SET TASK: From the entries below, extract every line that includes the word "Thread".

ENTRIES SUPPLIED:
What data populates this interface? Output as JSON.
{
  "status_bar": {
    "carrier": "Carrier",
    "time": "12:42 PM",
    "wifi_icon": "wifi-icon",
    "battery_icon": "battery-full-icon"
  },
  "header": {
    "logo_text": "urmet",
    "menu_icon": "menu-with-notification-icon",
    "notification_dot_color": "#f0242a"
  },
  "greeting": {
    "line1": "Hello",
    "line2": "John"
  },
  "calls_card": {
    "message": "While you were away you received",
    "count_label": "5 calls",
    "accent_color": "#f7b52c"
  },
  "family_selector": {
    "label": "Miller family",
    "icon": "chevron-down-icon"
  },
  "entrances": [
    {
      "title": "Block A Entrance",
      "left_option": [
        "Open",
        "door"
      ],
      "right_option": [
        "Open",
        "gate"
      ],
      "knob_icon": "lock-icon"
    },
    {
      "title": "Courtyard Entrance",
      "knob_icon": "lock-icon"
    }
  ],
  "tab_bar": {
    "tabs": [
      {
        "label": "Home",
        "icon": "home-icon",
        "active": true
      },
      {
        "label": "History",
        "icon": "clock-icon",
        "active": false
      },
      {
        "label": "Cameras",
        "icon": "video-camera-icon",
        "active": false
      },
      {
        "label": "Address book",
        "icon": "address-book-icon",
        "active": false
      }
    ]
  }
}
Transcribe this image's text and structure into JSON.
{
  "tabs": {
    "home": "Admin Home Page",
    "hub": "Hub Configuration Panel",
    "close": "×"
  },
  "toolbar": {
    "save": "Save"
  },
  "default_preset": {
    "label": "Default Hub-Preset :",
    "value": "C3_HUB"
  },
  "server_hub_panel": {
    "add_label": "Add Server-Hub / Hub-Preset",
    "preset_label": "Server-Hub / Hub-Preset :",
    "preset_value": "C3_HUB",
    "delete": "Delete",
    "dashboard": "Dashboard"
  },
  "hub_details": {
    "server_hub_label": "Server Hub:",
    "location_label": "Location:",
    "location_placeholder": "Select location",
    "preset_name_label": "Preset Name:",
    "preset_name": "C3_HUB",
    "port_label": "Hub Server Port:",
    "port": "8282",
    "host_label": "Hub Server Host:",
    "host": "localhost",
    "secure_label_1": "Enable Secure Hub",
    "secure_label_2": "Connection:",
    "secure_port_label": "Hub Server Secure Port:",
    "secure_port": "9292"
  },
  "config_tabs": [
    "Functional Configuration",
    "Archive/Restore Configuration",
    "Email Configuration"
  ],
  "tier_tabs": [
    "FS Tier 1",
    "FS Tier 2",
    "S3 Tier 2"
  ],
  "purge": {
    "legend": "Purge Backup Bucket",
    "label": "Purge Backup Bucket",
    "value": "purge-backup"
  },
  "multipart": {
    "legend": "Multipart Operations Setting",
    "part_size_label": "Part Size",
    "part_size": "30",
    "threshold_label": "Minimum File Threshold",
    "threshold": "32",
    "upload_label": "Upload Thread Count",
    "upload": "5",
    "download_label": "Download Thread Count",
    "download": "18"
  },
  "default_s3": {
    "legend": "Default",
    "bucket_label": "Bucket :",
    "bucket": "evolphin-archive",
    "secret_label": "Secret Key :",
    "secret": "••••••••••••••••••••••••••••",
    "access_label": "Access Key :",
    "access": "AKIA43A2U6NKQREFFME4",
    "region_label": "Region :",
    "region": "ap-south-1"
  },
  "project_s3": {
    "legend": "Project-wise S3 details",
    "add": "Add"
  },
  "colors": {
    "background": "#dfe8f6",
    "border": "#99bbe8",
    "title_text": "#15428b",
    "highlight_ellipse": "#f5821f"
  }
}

RESPONSE TO THIS EXERCISE:
    "upload_label": "Upload Thread Count",
    "download_label": "Download Thread Count",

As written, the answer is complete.